→ **What you will do**
Which lines contain the word "document"? Return each of them as written.

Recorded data
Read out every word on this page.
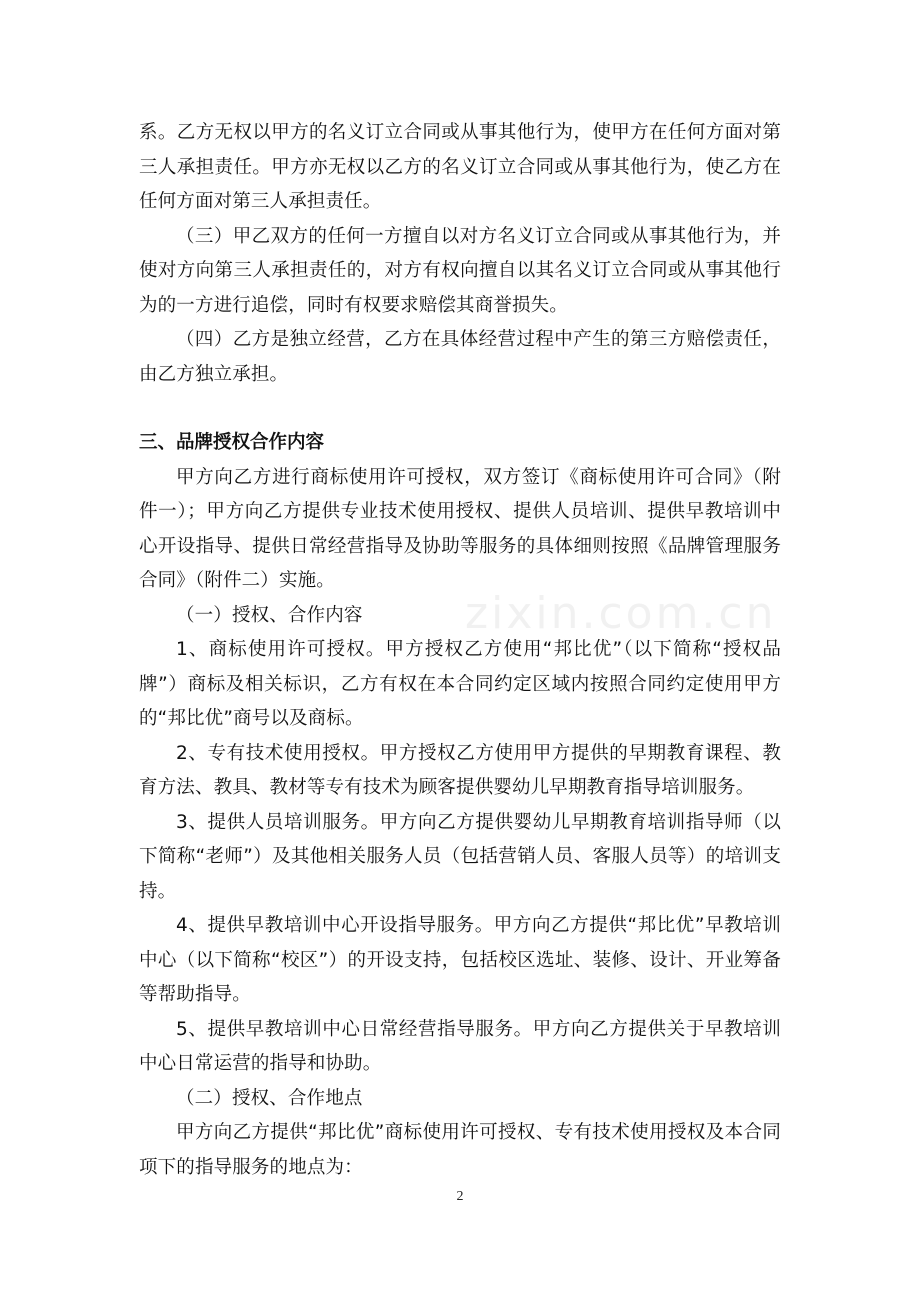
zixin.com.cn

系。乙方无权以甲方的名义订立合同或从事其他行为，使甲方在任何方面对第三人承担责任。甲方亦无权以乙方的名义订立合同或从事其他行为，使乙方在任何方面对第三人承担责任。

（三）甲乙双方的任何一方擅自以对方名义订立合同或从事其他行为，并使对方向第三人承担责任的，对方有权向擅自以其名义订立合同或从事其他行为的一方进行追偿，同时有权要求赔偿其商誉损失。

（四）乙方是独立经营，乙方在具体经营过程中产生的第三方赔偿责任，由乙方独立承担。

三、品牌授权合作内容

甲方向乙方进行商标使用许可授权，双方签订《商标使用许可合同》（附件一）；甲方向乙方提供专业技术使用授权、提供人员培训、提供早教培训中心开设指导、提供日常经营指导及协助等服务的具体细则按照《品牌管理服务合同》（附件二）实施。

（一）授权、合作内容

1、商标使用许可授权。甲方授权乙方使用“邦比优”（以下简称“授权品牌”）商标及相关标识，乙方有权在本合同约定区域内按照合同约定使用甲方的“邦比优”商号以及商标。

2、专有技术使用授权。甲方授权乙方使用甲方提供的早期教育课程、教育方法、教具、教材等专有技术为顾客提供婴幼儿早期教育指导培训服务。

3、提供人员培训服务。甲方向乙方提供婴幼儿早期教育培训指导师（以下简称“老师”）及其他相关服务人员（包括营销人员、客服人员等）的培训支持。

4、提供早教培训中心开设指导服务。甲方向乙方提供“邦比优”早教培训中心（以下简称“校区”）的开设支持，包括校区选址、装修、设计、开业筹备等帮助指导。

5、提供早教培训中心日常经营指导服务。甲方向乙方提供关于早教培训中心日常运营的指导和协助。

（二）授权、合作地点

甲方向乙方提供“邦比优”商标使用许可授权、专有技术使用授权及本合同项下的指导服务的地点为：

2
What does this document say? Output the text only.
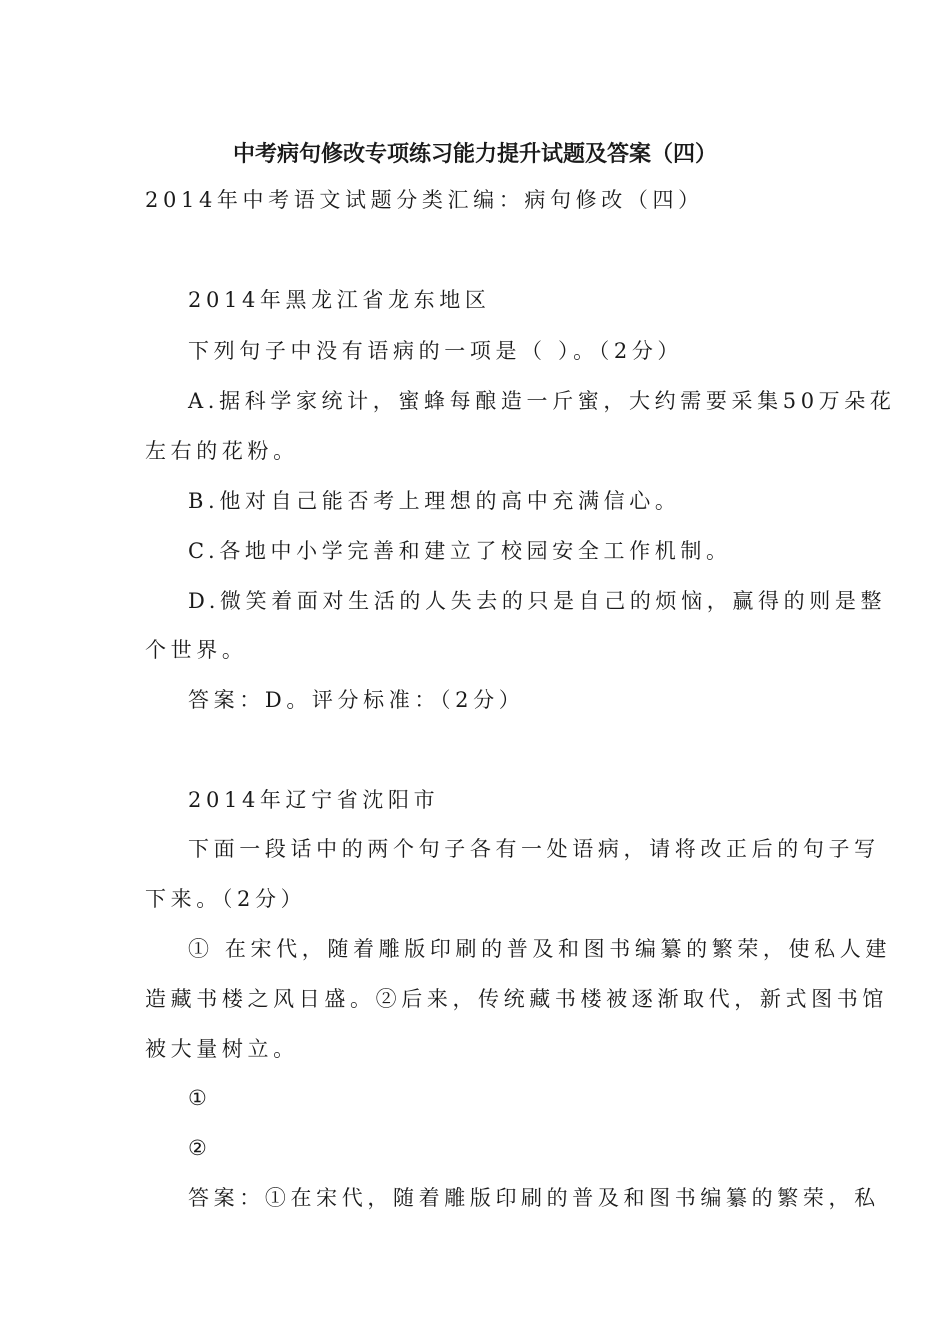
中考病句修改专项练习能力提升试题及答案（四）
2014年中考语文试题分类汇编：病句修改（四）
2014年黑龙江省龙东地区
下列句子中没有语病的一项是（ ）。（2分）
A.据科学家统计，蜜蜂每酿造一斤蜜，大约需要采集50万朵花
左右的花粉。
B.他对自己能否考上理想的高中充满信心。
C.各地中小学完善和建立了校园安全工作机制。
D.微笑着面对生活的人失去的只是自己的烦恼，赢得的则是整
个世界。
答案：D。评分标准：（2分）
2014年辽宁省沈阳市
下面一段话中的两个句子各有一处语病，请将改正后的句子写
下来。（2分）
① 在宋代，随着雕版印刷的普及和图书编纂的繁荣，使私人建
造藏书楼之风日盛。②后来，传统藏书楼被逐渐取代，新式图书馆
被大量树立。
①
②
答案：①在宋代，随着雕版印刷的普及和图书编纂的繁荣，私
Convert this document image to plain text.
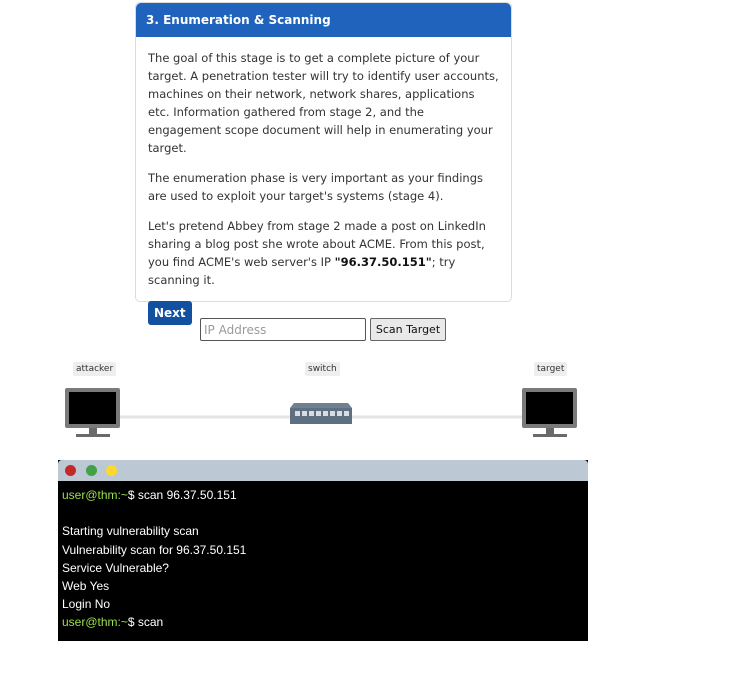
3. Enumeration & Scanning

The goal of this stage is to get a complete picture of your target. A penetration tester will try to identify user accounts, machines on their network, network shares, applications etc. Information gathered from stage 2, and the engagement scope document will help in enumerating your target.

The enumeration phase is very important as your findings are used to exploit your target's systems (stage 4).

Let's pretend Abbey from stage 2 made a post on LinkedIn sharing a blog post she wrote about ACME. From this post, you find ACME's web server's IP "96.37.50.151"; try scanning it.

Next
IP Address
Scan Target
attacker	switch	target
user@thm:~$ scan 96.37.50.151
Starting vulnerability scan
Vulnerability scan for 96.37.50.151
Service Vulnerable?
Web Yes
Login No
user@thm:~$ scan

...

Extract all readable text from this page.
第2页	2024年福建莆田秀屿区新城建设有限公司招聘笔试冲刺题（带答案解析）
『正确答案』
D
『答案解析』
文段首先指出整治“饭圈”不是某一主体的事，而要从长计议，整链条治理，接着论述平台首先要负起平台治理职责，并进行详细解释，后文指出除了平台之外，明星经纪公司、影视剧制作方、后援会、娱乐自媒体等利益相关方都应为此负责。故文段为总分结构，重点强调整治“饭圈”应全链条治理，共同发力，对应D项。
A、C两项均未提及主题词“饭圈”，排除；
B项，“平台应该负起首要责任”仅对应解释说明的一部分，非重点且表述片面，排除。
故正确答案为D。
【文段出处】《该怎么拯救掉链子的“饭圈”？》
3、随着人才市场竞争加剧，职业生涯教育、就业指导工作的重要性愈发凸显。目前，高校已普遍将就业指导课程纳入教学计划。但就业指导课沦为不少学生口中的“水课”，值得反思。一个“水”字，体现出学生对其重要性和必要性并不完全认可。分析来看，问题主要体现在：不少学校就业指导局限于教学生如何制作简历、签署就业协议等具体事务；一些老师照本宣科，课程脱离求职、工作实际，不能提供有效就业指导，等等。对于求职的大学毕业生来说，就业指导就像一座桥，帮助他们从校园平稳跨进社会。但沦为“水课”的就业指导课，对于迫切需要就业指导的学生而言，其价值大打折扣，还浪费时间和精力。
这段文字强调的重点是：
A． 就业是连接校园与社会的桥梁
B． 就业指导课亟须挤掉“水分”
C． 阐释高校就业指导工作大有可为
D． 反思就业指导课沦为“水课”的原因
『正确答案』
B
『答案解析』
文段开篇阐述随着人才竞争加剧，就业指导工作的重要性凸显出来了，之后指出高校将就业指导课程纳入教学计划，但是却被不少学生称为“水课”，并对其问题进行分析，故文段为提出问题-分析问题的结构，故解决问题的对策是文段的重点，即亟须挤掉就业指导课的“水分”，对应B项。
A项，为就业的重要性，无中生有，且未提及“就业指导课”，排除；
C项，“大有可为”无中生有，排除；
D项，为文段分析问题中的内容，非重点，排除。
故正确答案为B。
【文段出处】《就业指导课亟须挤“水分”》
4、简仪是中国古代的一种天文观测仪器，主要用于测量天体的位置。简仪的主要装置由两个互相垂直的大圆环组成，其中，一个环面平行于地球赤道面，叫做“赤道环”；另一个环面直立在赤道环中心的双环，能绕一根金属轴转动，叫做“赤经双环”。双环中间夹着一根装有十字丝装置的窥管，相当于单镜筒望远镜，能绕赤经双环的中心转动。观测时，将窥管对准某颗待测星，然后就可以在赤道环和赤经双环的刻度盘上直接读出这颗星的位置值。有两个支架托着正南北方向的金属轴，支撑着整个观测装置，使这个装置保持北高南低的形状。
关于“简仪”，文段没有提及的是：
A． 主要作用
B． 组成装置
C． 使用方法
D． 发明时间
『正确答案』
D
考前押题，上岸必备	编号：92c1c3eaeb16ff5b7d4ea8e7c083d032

→ **Complete response**
What does this document say? Output the text only.
Convert this document image to plain text.
The goal of this stage is to get a complete picture of your target. A penetration tester will try to identify user accounts, machines on their network, network shares, applications etc. Information gathered from stage 2, and the engagement scope document will help in enumerating your target.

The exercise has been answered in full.